- **Task directions**: Quote every line of the data below as it stands, omitting pictures.

^^^^^^^^^^^^^^^^

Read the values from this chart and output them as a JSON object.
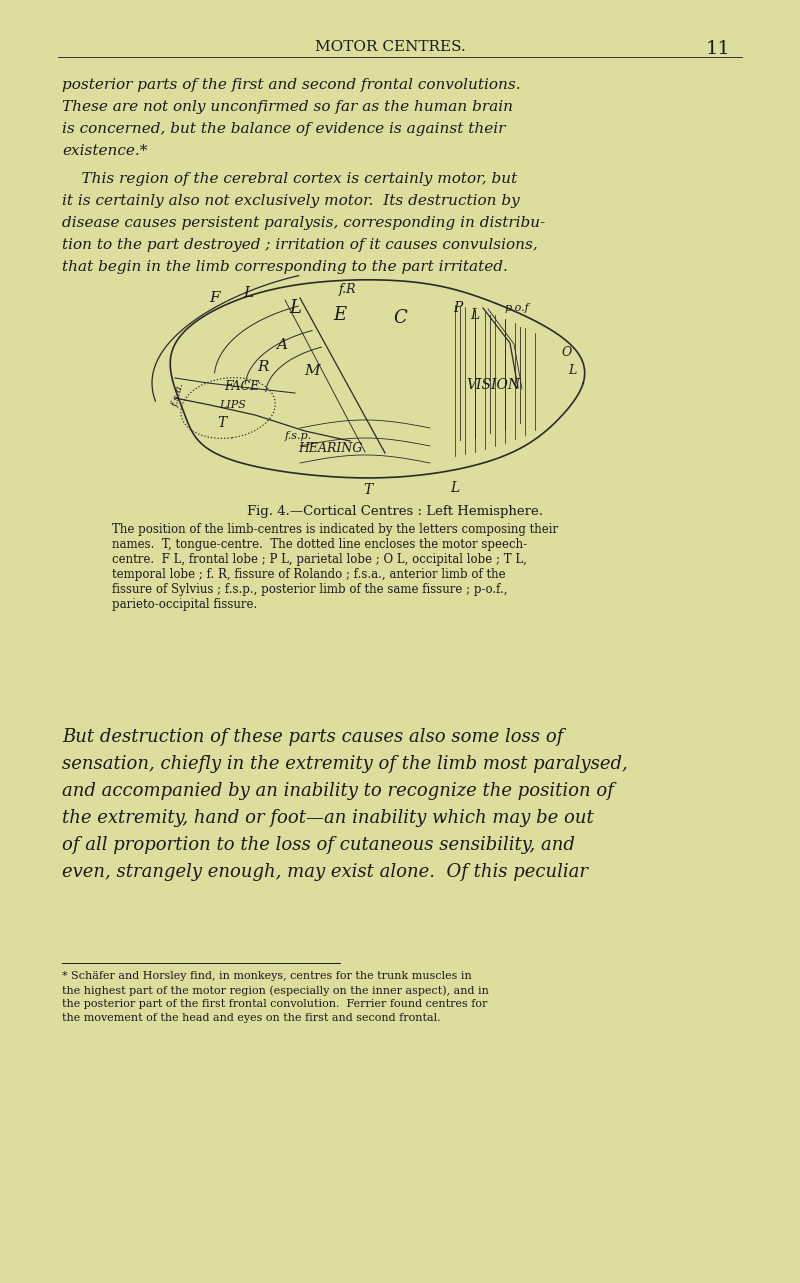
{
  "bg_color": "#dedd9e",
  "text_color": "#1a1a1a",
  "header_text": "MOTOR CENTRES.",
  "page_number": "11",
  "p1_lines": [
    "posterior parts of the first and second frontal convolutions.",
    "These are not only unconfirmed so far as the human brain",
    "is concerned, but the balance of evidence is against their",
    "existence.*"
  ],
  "p2_lines": [
    "    This region of the cerebral cortex is certainly motor, but",
    "it is certainly also not exclusively motor.  Its destruction by",
    "disease causes persistent paralysis, corresponding in distribu-",
    "tion to the part destroyed ; irritation of it causes convulsions,",
    "that begin in the limb corresponding to the part irritated."
  ],
  "fig_caption_title": "Fig. 4.—Cortical Centres : Left Hemisphere.",
  "fig_caption_lines": [
    "The position of the limb-centres is indicated by the letters composing their",
    "names.  T, tongue-centre.  The dotted line encloses the motor speech-",
    "centre.  F L, frontal lobe ; P L, parietal lobe ; O L, occipital lobe ; T L,",
    "temporal lobe ; f. R, fissure of Rolando ; f.s.a., anterior limb of the",
    "fissure of Sylvius ; f.s.p., posterior limb of the same fissure ; p-o.f.,",
    "parieto-occipital fissure."
  ],
  "p3_lines": [
    "But destruction of these parts causes also some loss of",
    "sensation, chiefly in the extremity of the limb most paralysed,",
    "and accompanied by an inability to recognize the position of",
    "the extremity, hand or foot—an inability which may be out",
    "of all proportion to the loss of cutaneous sensibility, and",
    "even, strangely enough, may exist alone.  Of this peculiar"
  ],
  "footnote_lines": [
    "* Schäfer and Horsley find, in monkeys, centres for the trunk muscles in",
    "the highest part of the motor region (especially on the inner aspect), and in",
    "the posterior part of the first frontal convolution.  Ferrier found centres for",
    "the movement of the head and eyes on the first and second frontal."
  ]
}
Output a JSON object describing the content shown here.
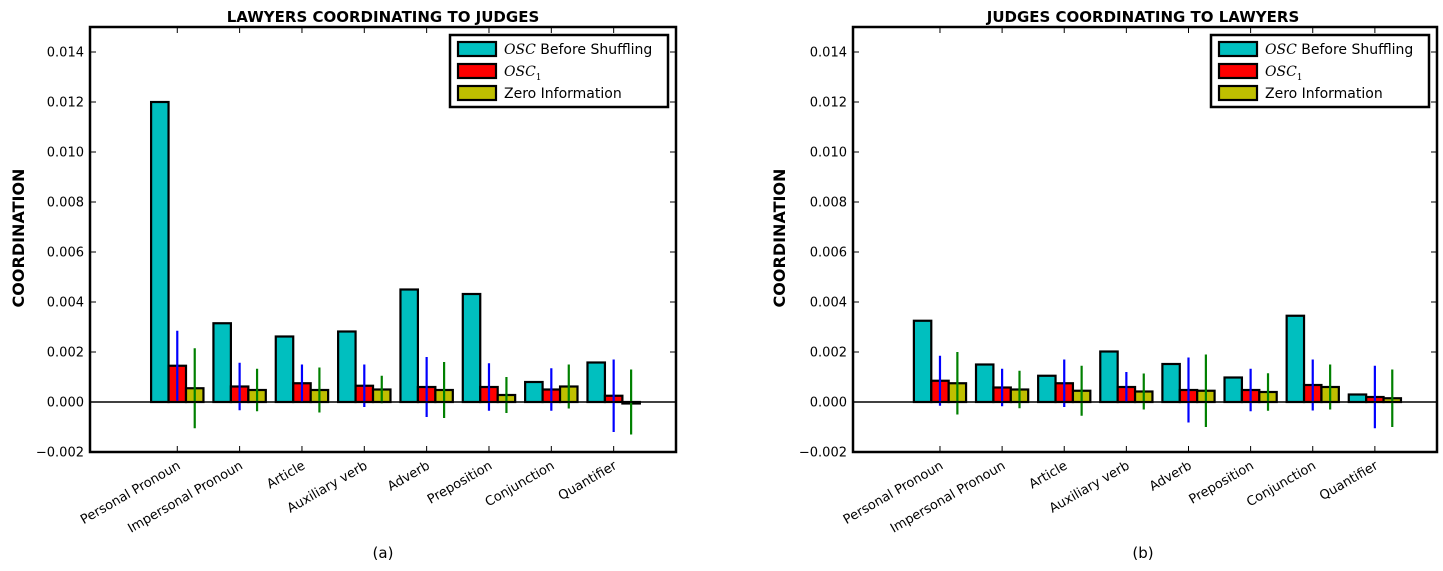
{
  "chart_data": [
    {
      "type": "bar",
      "title": "LAWYERS COORDINATING TO JUDGES",
      "ylabel": "COORDINATION",
      "xlabel": "",
      "caption": "(a)",
      "ylim": [
        -0.002,
        0.015
      ],
      "yticks": [
        "−0.002",
        "0.000",
        "0.002",
        "0.004",
        "0.006",
        "0.008",
        "0.010",
        "0.012",
        "0.014"
      ],
      "ytick_values": [
        -0.002,
        0,
        0.002,
        0.004,
        0.006,
        0.008,
        0.01,
        0.012,
        0.014
      ],
      "grid": false,
      "legend_position": "top-right",
      "categories": [
        "Personal Pronoun",
        "Impersonal Pronoun",
        "Article",
        "Auxiliary verb",
        "Adverb",
        "Preposition",
        "Conjunction",
        "Quantifier"
      ],
      "series": [
        {
          "name": "OSC Before Shuffling",
          "name_italic": "OSC",
          "name_rest": " Before Shuffling",
          "color": "#00bfbf",
          "values": [
            0.012,
            0.00315,
            0.00262,
            0.00282,
            0.0045,
            0.00432,
            0.0008,
            0.00158
          ],
          "errors": null
        },
        {
          "name": "OSC1",
          "name_italic": "OSC",
          "name_sub": "1",
          "color": "#ff0000",
          "error_color": "#0000ff",
          "values": [
            0.00145,
            0.00062,
            0.00075,
            0.00065,
            0.0006,
            0.0006,
            0.0005,
            0.00025
          ],
          "errors": [
            0.0014,
            0.00095,
            0.00075,
            0.00085,
            0.0012,
            0.00095,
            0.00085,
            0.00145
          ]
        },
        {
          "name": "Zero Information",
          "color": "#bfbf00",
          "error_color": "#008000",
          "values": [
            0.00055,
            0.00048,
            0.00048,
            0.0005,
            0.00048,
            0.00028,
            0.00062,
            0.0
          ],
          "errors": [
            0.0016,
            0.00085,
            0.0009,
            0.00055,
            0.00112,
            0.00072,
            0.00088,
            0.0013
          ]
        }
      ]
    },
    {
      "type": "bar",
      "title": "JUDGES COORDINATING TO LAWYERS",
      "ylabel": "COORDINATION",
      "xlabel": "",
      "caption": "(b)",
      "ylim": [
        -0.002,
        0.015
      ],
      "yticks": [
        "−0.002",
        "0.000",
        "0.002",
        "0.004",
        "0.006",
        "0.008",
        "0.010",
        "0.012",
        "0.014"
      ],
      "ytick_values": [
        -0.002,
        0,
        0.002,
        0.004,
        0.006,
        0.008,
        0.01,
        0.012,
        0.014
      ],
      "grid": false,
      "legend_position": "top-right",
      "categories": [
        "Personal Pronoun",
        "Impersonal Pronoun",
        "Article",
        "Auxiliary verb",
        "Adverb",
        "Preposition",
        "Conjunction",
        "Quantifier"
      ],
      "series": [
        {
          "name": "OSC Before Shuffling",
          "name_italic": "OSC",
          "name_rest": " Before Shuffling",
          "color": "#00bfbf",
          "values": [
            0.00325,
            0.0015,
            0.00105,
            0.00202,
            0.00152,
            0.00098,
            0.00345,
            0.0003
          ],
          "errors": null
        },
        {
          "name": "OSC1",
          "name_italic": "OSC",
          "name_sub": "1",
          "color": "#ff0000",
          "error_color": "#0000ff",
          "values": [
            0.00085,
            0.00058,
            0.00075,
            0.0006,
            0.00048,
            0.00048,
            0.00068,
            0.0002
          ],
          "errors": [
            0.001,
            0.00075,
            0.00095,
            0.0006,
            0.0013,
            0.00085,
            0.00102,
            0.00125
          ]
        },
        {
          "name": "Zero Information",
          "color": "#bfbf00",
          "error_color": "#008000",
          "values": [
            0.00075,
            0.0005,
            0.00045,
            0.00042,
            0.00045,
            0.0004,
            0.0006,
            0.00015
          ],
          "errors": [
            0.00125,
            0.00075,
            0.001,
            0.00072,
            0.00145,
            0.00075,
            0.0009,
            0.00115
          ]
        }
      ]
    }
  ]
}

^^^^^^^^^^^^^^^^

- **Result of the task**:
Read the values from this chart and output them as a JSON object.
{
  "bg_color": "#dedd9e",
  "text_color": "#1a1a1a",
  "header_text": "MOTOR CENTRES.",
  "page_number": "11",
  "p1_lines": [
    "posterior parts of the first and second frontal convolutions.",
    "These are not only unconfirmed so far as the human brain",
    "is concerned, but the balance of evidence is against their",
    "existence.*"
  ],
  "p2_lines": [
    "    This region of the cerebral cortex is certainly motor, but",
    "it is certainly also not exclusively motor.  Its destruction by",
    "disease causes persistent paralysis, corresponding in distribu-",
    "tion to the part destroyed ; irritation of it causes convulsions,",
    "that begin in the limb corresponding to the part irritated."
  ],
  "fig_caption_title": "Fig. 4.—Cortical Centres : Left Hemisphere.",
  "fig_caption_lines": [
    "The position of the limb-centres is indicated by the letters composing their",
    "names.  T, tongue-centre.  The dotted line encloses the motor speech-",
    "centre.  F L, frontal lobe ; P L, parietal lobe ; O L, occipital lobe ; T L,",
    "temporal lobe ; f. R, fissure of Rolando ; f.s.a., anterior limb of the",
    "fissure of Sylvius ; f.s.p., posterior limb of the same fissure ; p-o.f.,",
    "parieto-occipital fissure."
  ],
  "p3_lines": [
    "But destruction of these parts causes also some loss of",
    "sensation, chiefly in the extremity of the limb most paralysed,",
    "and accompanied by an inability to recognize the position of",
    "the extremity, hand or foot—an inability which may be out",
    "of all proportion to the loss of cutaneous sensibility, and",
    "even, strangely enough, may exist alone.  Of this peculiar"
  ],
  "footnote_lines": [
    "* Schäfer and Horsley find, in monkeys, centres for the trunk muscles in",
    "the highest part of the motor region (especially on the inner aspect), and in",
    "the posterior part of the first frontal convolution.  Ferrier found centres for",
    "the movement of the head and eyes on the first and second frontal."
  ]
}
Output a JSON object describing the content shown here.
{
  "chart_data": [
    {
      "type": "bar",
      "title": "LAWYERS COORDINATING TO JUDGES",
      "ylabel": "COORDINATION",
      "xlabel": "",
      "caption": "(a)",
      "ylim": [
        -0.002,
        0.015
      ],
      "yticks": [
        "−0.002",
        "0.000",
        "0.002",
        "0.004",
        "0.006",
        "0.008",
        "0.010",
        "0.012",
        "0.014"
      ],
      "ytick_values": [
        -0.002,
        0,
        0.002,
        0.004,
        0.006,
        0.008,
        0.01,
        0.012,
        0.014
      ],
      "grid": false,
      "legend_position": "top-right",
      "categories": [
        "Personal Pronoun",
        "Impersonal Pronoun",
        "Article",
        "Auxiliary verb",
        "Adverb",
        "Preposition",
        "Conjunction",
        "Quantifier"
      ],
      "series": [
        {
          "name": "OSC Before Shuffling",
          "name_italic": "OSC",
          "name_rest": " Before Shuffling",
          "color": "#00bfbf",
          "values": [
            0.012,
            0.00315,
            0.00262,
            0.00282,
            0.0045,
            0.00432,
            0.0008,
            0.00158
          ],
          "errors": null
        },
        {
          "name": "OSC1",
          "name_italic": "OSC",
          "name_sub": "1",
          "color": "#ff0000",
          "error_color": "#0000ff",
          "values": [
            0.00145,
            0.00062,
            0.00075,
            0.00065,
            0.0006,
            0.0006,
            0.0005,
            0.00025
          ],
          "errors": [
            0.0014,
            0.00095,
            0.00075,
            0.00085,
            0.0012,
            0.00095,
            0.00085,
            0.00145
          ]
        },
        {
          "name": "Zero Information",
          "color": "#bfbf00",
          "error_color": "#008000",
          "values": [
            0.00055,
            0.00048,
            0.00048,
            0.0005,
            0.00048,
            0.00028,
            0.00062,
            0.0
          ],
          "errors": [
            0.0016,
            0.00085,
            0.0009,
            0.00055,
            0.00112,
            0.00072,
            0.00088,
            0.0013
          ]
        }
      ]
    },
    {
      "type": "bar",
      "title": "JUDGES COORDINATING TO LAWYERS",
      "ylabel": "COORDINATION",
      "xlabel": "",
      "caption": "(b)",
      "ylim": [
        -0.002,
        0.015
      ],
      "yticks": [
        "−0.002",
        "0.000",
        "0.002",
        "0.004",
        "0.006",
        "0.008",
        "0.010",
        "0.012",
        "0.014"
      ],
      "ytick_values": [
        -0.002,
        0,
        0.002,
        0.004,
        0.006,
        0.008,
        0.01,
        0.012,
        0.014
      ],
      "grid": false,
      "legend_position": "top-right",
      "categories": [
        "Personal Pronoun",
        "Impersonal Pronoun",
        "Article",
        "Auxiliary verb",
        "Adverb",
        "Preposition",
        "Conjunction",
        "Quantifier"
      ],
      "series": [
        {
          "name": "OSC Before Shuffling",
          "name_italic": "OSC",
          "name_rest": " Before Shuffling",
          "color": "#00bfbf",
          "values": [
            0.00325,
            0.0015,
            0.00105,
            0.00202,
            0.00152,
            0.00098,
            0.00345,
            0.0003
          ],
          "errors": null
        },
        {
          "name": "OSC1",
          "name_italic": "OSC",
          "name_sub": "1",
          "color": "#ff0000",
          "error_color": "#0000ff",
          "values": [
            0.00085,
            0.00058,
            0.00075,
            0.0006,
            0.00048,
            0.00048,
            0.00068,
            0.0002
          ],
          "errors": [
            0.001,
            0.00075,
            0.00095,
            0.0006,
            0.0013,
            0.00085,
            0.00102,
            0.00125
          ]
        },
        {
          "name": "Zero Information",
          "color": "#bfbf00",
          "error_color": "#008000",
          "values": [
            0.00075,
            0.0005,
            0.00045,
            0.00042,
            0.00045,
            0.0004,
            0.0006,
            0.00015
          ],
          "errors": [
            0.00125,
            0.00075,
            0.001,
            0.00072,
            0.00145,
            0.00075,
            0.0009,
            0.00115
          ]
        }
      ]
    }
  ]
}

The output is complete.